Short exercise: Reproduce the listing below in full and without alteration, apart from its pictures.

Saved data entries:

%%

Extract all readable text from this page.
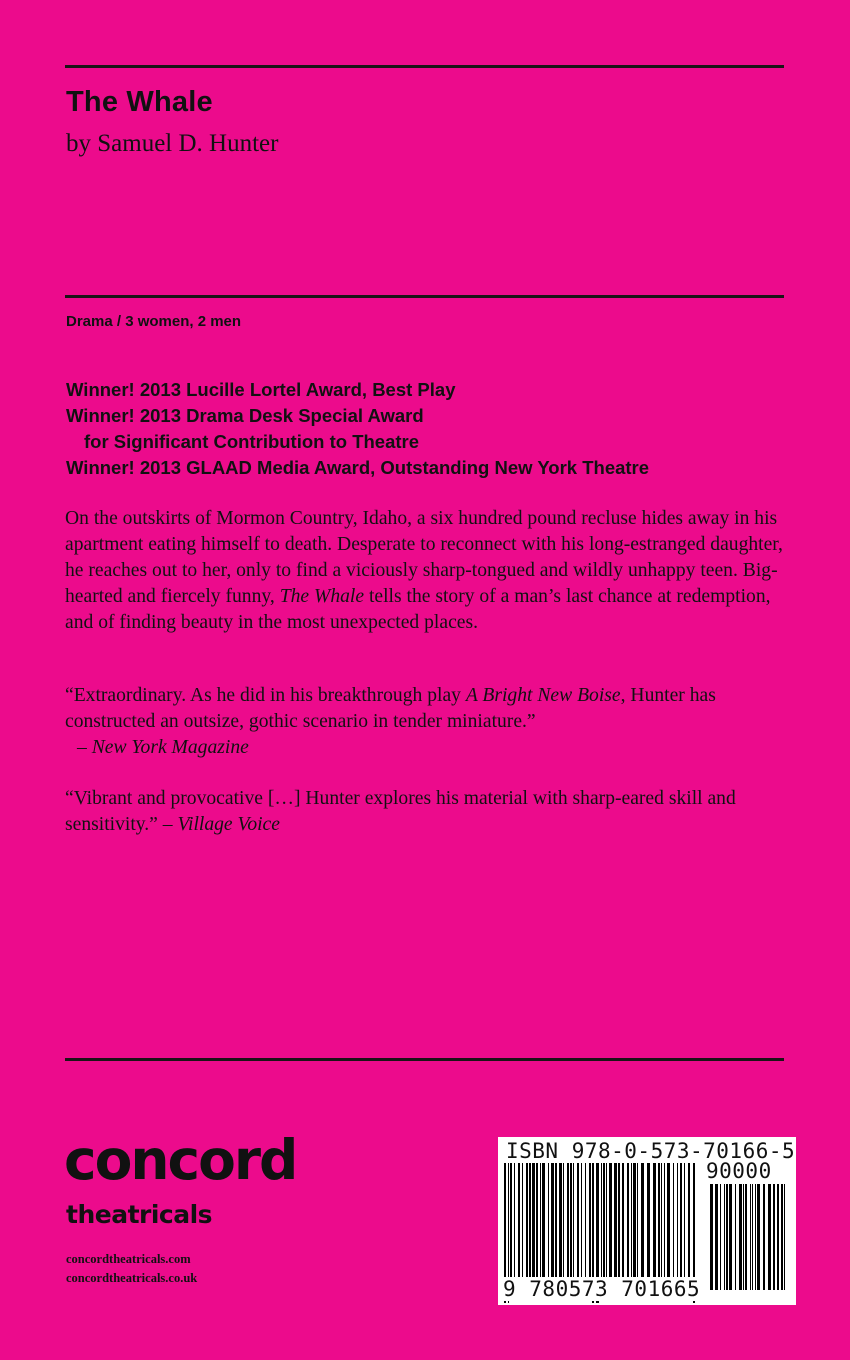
The Whale
by Samuel D. Hunter
Drama / 3 women, 2 men
Winner! 2013 Lucille Lortel Award, Best Play
Winner! 2013 Drama Desk Special Award
for Significant Contribution to Theatre
Winner! 2013 GLAAD Media Award, Outstanding New York Theatre

On the outskirts of Mormon Country, Idaho, a six hundred pound recluse hides away in his apartment eating himself to death. Desperate to reconnect with his long-estranged daughter, he reaches out to her, only to find a viciously sharp-tongued and wildly unhappy teen. Big-hearted and fiercely funny, The Whale tells the story of a man’s last chance at redemption, and of finding beauty in the most unexpected places.

“Extraordinary. As he did in his breakthrough play A Bright New Boise, Hunter has constructed an outsize, gothic scenario in tender miniature.”
– New York Magazine

“Vibrant and provocative […] Hunter explores his material with sharp-eared skill and sensitivity.” – Village Voice

concord
theatricals
concordtheatricals.com
concordtheatricals.co.uk
ISBN 978-0-573-70166-5
90000
9 780573 701665
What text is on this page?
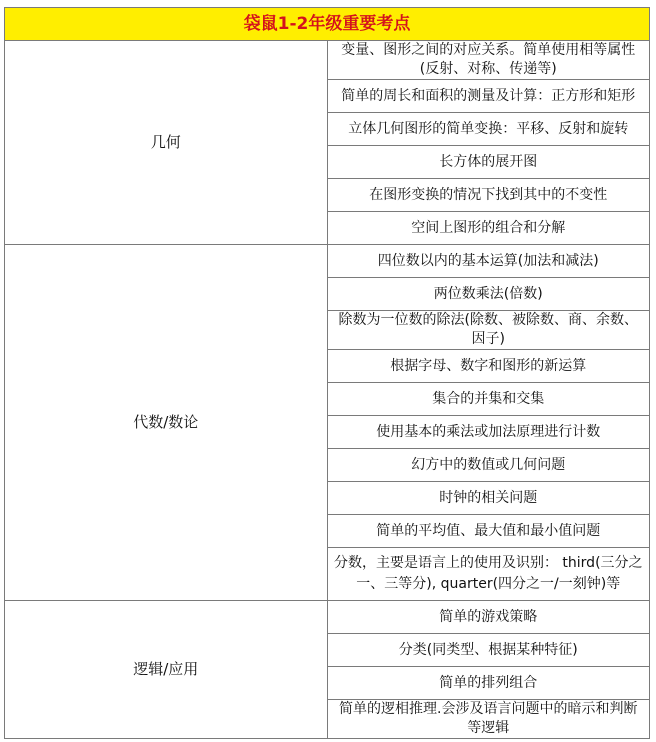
袋鼠1-2年级重要考点	
几何	变量、图形之间的对应关系。简单使用相等属性(反射、对称、传递等)
	简单的周长和面积的测量及计算：正方形和矩形
	立体几何图形的简单变换：平移、反射和旋转
	长方体的展开图
	在图形变换的情况下找到其中的不变性
	空间上图形的组合和分解
代数/数论	四位数以内的基本运算(加法和减法)
	两位数乘法(倍数)
	除数为一位数的除法(除数、被除数、商、余数、因子)
	根据字母、数字和图形的新运算
	集合的并集和交集
	使用基本的乘法或加法原理进行计数
	幻方中的数值或几何问题
	时钟的相关问题
	简单的平均值、最大值和最小值问题
	分数，主要是语言上的使用及识别： third(三分之一、三等分), quarter(四分之一/一刻钟)等
逻辑/应用	简单的游戏策略
	分类(同类型、根据某种特征)
	简单的排列组合
	简单的逻相推理.会涉及语言问题中的暗示和判断等逻辑
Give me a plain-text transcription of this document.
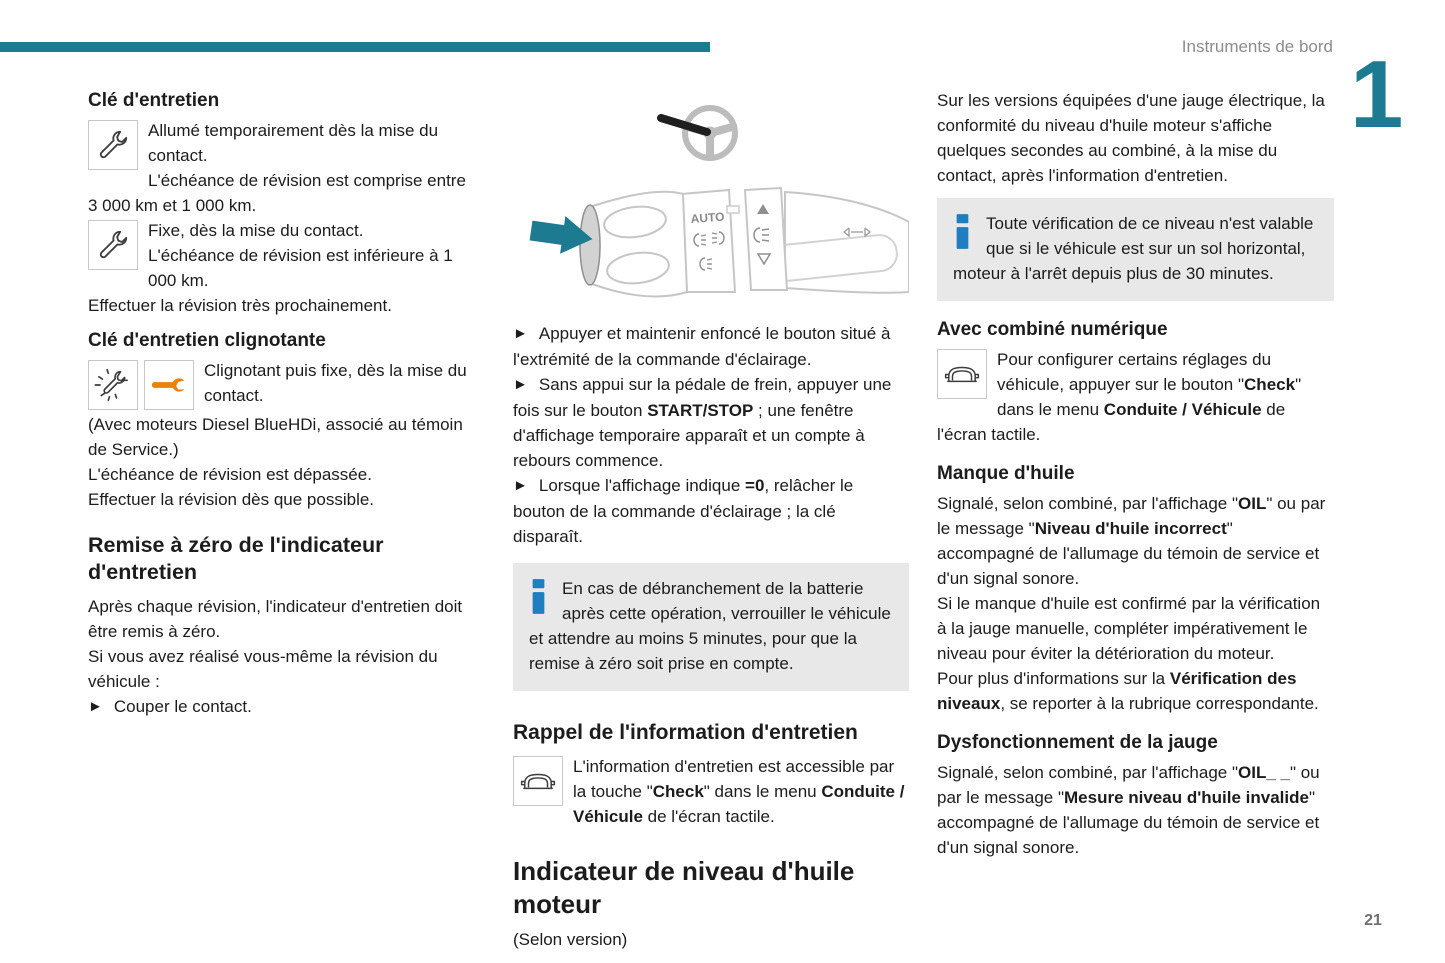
Instruments de bord 1
21
Clé d'entretien

Allumé temporairement dès la mise du contact.

L'échéance de révision est comprise entre 3 000 km et 1 000 km.

Fixe, dès la mise du contact.

L'échéance de révision est inférieure à 1 000 km.

Effectuer la révision très prochainement.

Clé d'entretien clignotante

Clignotant puis fixe, dès la mise du contact.

(Avec moteurs Diesel BlueHDi, associé au témoin de Service.)

L'échéance de révision est dépassée.

Effectuer la révision dès que possible.

Remise à zéro de l'indicateur d'entretien

Après chaque révision, l'indicateur d'entretien doit être remis à zéro.

Si vous avez réalisé vous-même la révision du véhicule :

► Couper le contact.

AUTO

► Appuyer et maintenir enfoncé le bouton situé à l'extrémité de la commande d'éclairage.

► Sans appui sur la pédale de frein, appuyer une fois sur le bouton START/STOP ; une fenêtre d'affichage temporaire apparaît et un compte à rebours commence.

► Lorsque l'affichage indique =0, relâcher le bouton de la commande d'éclairage ; la clé disparaît.

En cas de débranchement de la batterie après cette opération, verrouiller le véhicule et attendre au moins 5 minutes, pour que la remise à zéro soit prise en compte.
Rappel de l'information d'entretien

L'information d'entretien est accessible par la touche "Check" dans le menu Conduite / Véhicule de l'écran tactile.

Indicateur de niveau d'huile moteur

(Selon version)

Sur les versions équipées d'une jauge électrique, la conformité du niveau d'huile moteur s'affiche quelques secondes au combiné, à la mise du contact, après l'information d'entretien.

Toute vérification de ce niveau n'est valable que si le véhicule est sur un sol horizontal, moteur à l'arrêt depuis plus de 30 minutes.
Avec combiné numérique

Pour configurer certains réglages du véhicule, appuyer sur le bouton "Check" dans le menu Conduite / Véhicule de l'écran tactile.

Manque d'huile

Signalé, selon combiné, par l'affichage "OIL" ou par le message "Niveau d'huile incorrect" accompagné de l'allumage du témoin de service et d'un signal sonore.

Si le manque d'huile est confirmé par la vérification à la jauge manuelle, compléter impérativement le niveau pour éviter la détérioration du moteur.

Pour plus d'informations sur la Vérification des niveaux, se reporter à la rubrique correspondante.

Dysfonctionnement de la jauge

Signalé, selon combiné, par l'affichage "OIL_ _" ou par le message "Mesure niveau d'huile invalide" accompagné de l'allumage du témoin de service et d'un signal sonore.
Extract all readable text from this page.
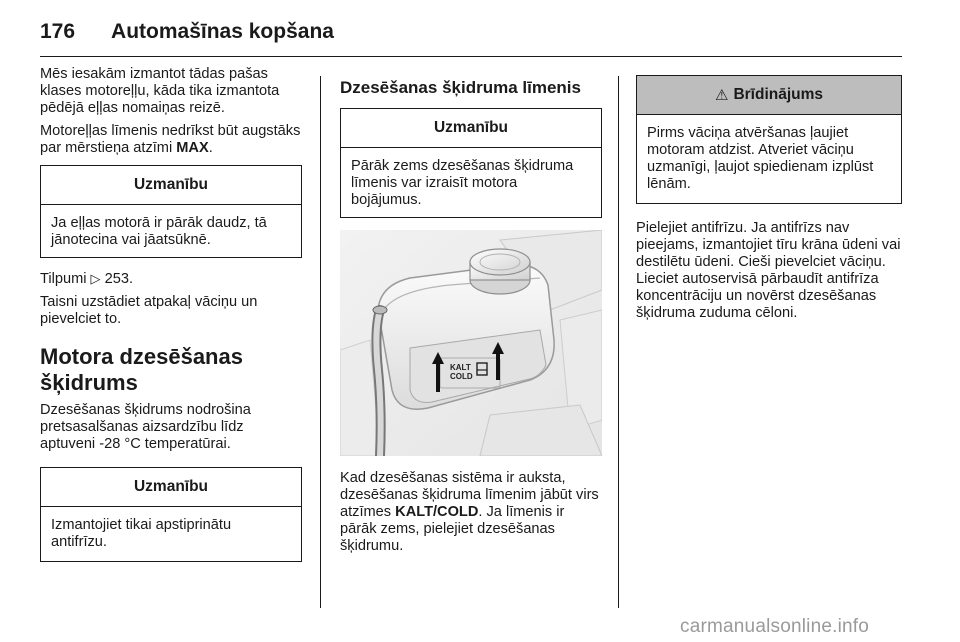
176 Automašīnas kopšana

Mēs iesakām izmantot tādas pašas klases motoreļļu, kāda tika izmantota pēdējā eļļas nomaiņas reizē.

Motoreļļas līmenis nedrīkst būt augstāks par mērstieņa atzīmi MAX.

Uzmanību

Ja eļļas motorā ir pārāk daudz, tā jānotecina vai jāatsūknē.

Tilpumi ▷ 253.

Taisni uzstādiet atpakaļ vāciņu un pievelciet to.

Motora dzesēšanas šķidrums

Dzesēšanas šķidrums nodrošina pretsasalšanas aizsardzību līdz aptuveni -28 °C temperatūrai.

Uzmanību

Izmantojiet tikai apstiprinātu antifrīzu.

Dzesēšanas šķidruma līmenis
Uzmanību

Pārāk zems dzesēšanas šķidruma līmenis var izraisīt motora bojājumus.

KALT
COLD

Kad dzesēšanas sistēma ir auksta, dzesēšanas šķidruma līmenim jābūt virs atzīmes KALT/COLD. Ja līmenis ir pārāk zems, pielejiet dzesēšanas šķidrumu.

⚠ Brīdinājums

Pirms vāciņa atvēršanas ļaujiet motoram atdzist. Atveriet vāciņu uzmanīgi, ļaujot spiedienam izplūst lēnām.

Pielejiet antifrīzu. Ja antifrīzs nav pieejams, izmantojiet tīru krāna ūdeni vai destilētu ūdeni. Cieši pievelciet vāciņu. Lieciet autoservisā pārbaudīt antifrīza koncentrāciju un novērst dzesēšanas šķidruma zuduma cēloni.

carmanualsonline.info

%%

Solution for this exercise:
Extract all readable text from this page.
The Whale
by Samuel D. Hunter
Drama / 3 women, 2 men
Winner! 2013 Lucille Lortel Award, Best Play
Winner! 2013 Drama Desk Special Award
for Significant Contribution to Theatre
Winner! 2013 GLAAD Media Award, Outstanding New York Theatre

On the outskirts of Mormon Country, Idaho, a six hundred pound recluse hides away in his apartment eating himself to death. Desperate to reconnect with his long-estranged daughter, he reaches out to her, only to find a viciously sharp-tongued and wildly unhappy teen. Big-hearted and fiercely funny, The Whale tells the story of a man’s last chance at redemption, and of finding beauty in the most unexpected places.

“Extraordinary. As he did in his breakthrough play A Bright New Boise, Hunter has constructed an outsize, gothic scenario in tender miniature.”
– New York Magazine

“Vibrant and provocative […] Hunter explores his material with sharp-eared skill and sensitivity.” – Village Voice

concord
theatricals
concordtheatricals.com
concordtheatricals.co.uk
ISBN 978-0-573-70166-5
90000
9 780573 701665
What text is on this page?
袋鼠1-2年级重要考点	
几何	变量、图形之间的对应关系。简单使用相等属性(反射、对称、传递等)
	简单的周长和面积的测量及计算：正方形和矩形
	立体几何图形的简单变换：平移、反射和旋转
	长方体的展开图
	在图形变换的情况下找到其中的不变性
	空间上图形的组合和分解
代数/数论	四位数以内的基本运算(加法和减法)
	两位数乘法(倍数)
	除数为一位数的除法(除数、被除数、商、余数、因子)
	根据字母、数字和图形的新运算
	集合的并集和交集
	使用基本的乘法或加法原理进行计数
	幻方中的数值或几何问题
	时钟的相关问题
	简单的平均值、最大值和最小值问题
	分数，主要是语言上的使用及识别： third(三分之一、三等分), quarter(四分之一/一刻钟)等
逻辑/应用	简单的游戏策略
	分类(同类型、根据某种特征)
	简单的排列组合
	简单的逻相推理.会涉及语言问题中的暗示和判断等逻辑
Give me a plain-text transcription of this document.
Instruments de bord 1
21
Clé d'entretien

Allumé temporairement dès la mise du contact.

L'échéance de révision est comprise entre 3 000 km et 1 000 km.

Fixe, dès la mise du contact.

L'échéance de révision est inférieure à 1 000 km.

Effectuer la révision très prochainement.

Clé d'entretien clignotante

Clignotant puis fixe, dès la mise du contact.

(Avec moteurs Diesel BlueHDi, associé au témoin de Service.)

L'échéance de révision est dépassée.

Effectuer la révision dès que possible.

Remise à zéro de l'indicateur d'entretien

Après chaque révision, l'indicateur d'entretien doit être remis à zéro.

Si vous avez réalisé vous-même la révision du véhicule :

► Couper le contact.

AUTO

► Appuyer et maintenir enfoncé le bouton situé à l'extrémité de la commande d'éclairage.

► Sans appui sur la pédale de frein, appuyer une fois sur le bouton START/STOP ; une fenêtre d'affichage temporaire apparaît et un compte à rebours commence.

► Lorsque l'affichage indique =0, relâcher le bouton de la commande d'éclairage ; la clé disparaît.

En cas de débranchement de la batterie après cette opération, verrouiller le véhicule et attendre au moins 5 minutes, pour que la remise à zéro soit prise en compte.
Rappel de l'information d'entretien

L'information d'entretien est accessible par la touche "Check" dans le menu Conduite / Véhicule de l'écran tactile.

Indicateur de niveau d'huile moteur

(Selon version)

Sur les versions équipées d'une jauge électrique, la conformité du niveau d'huile moteur s'affiche quelques secondes au combiné, à la mise du contact, après l'information d'entretien.

Toute vérification de ce niveau n'est valable que si le véhicule est sur un sol horizontal, moteur à l'arrêt depuis plus de 30 minutes.
Avec combiné numérique

Pour configurer certains réglages du véhicule, appuyer sur le bouton "Check" dans le menu Conduite / Véhicule de l'écran tactile.

Manque d'huile

Signalé, selon combiné, par l'affichage "OIL" ou par le message "Niveau d'huile incorrect" accompagné de l'allumage du témoin de service et d'un signal sonore.

Si le manque d'huile est confirmé par la vérification à la jauge manuelle, compléter impérativement le niveau pour éviter la détérioration du moteur.

Pour plus d'informations sur la Vérification des niveaux, se reporter à la rubrique correspondante.

Dysfonctionnement de la jauge

Signalé, selon combiné, par l'affichage "OIL_ _" ou par le message "Mesure niveau d'huile invalide" accompagné de l'allumage du témoin de service et d'un signal sonore.
Extract all readable text from this page.
176 Automašīnas kopšana

Mēs iesakām izmantot tādas pašas klases motoreļļu, kāda tika izmantota pēdējā eļļas nomaiņas reizē.

Motoreļļas līmenis nedrīkst būt augstāks par mērstieņa atzīmi MAX.

Uzmanību

Ja eļļas motorā ir pārāk daudz, tā jānotecina vai jāatsūknē.

Tilpumi ▷ 253.

Taisni uzstādiet atpakaļ vāciņu un pievelciet to.

Motora dzesēšanas šķidrums

Dzesēšanas šķidrums nodrošina pretsasalšanas aizsardzību līdz aptuveni -28 °C temperatūrai.

Uzmanību

Izmantojiet tikai apstiprinātu antifrīzu.

Dzesēšanas šķidruma līmenis
Uzmanību

Pārāk zems dzesēšanas šķidruma līmenis var izraisīt motora bojājumus.

KALT
COLD

Kad dzesēšanas sistēma ir auksta, dzesēšanas šķidruma līmenim jābūt virs atzīmes KALT/COLD. Ja līmenis ir pārāk zems, pielejiet dzesēšanas šķidrumu.

⚠ Brīdinājums

Pirms vāciņa atvēršanas ļaujiet motoram atdzist. Atveriet vāciņu uzmanīgi, ļaujot spiedienam izplūst lēnām.

Pielejiet antifrīzu. Ja antifrīzs nav pieejams, izmantojiet tīru krāna ūdeni vai destilētu ūdeni. Cieši pievelciet vāciņu. Lieciet autoservisā pārbaudīt antifrīza koncentrāciju un novērst dzesēšanas šķidruma zuduma cēloni.

carmanualsonline.info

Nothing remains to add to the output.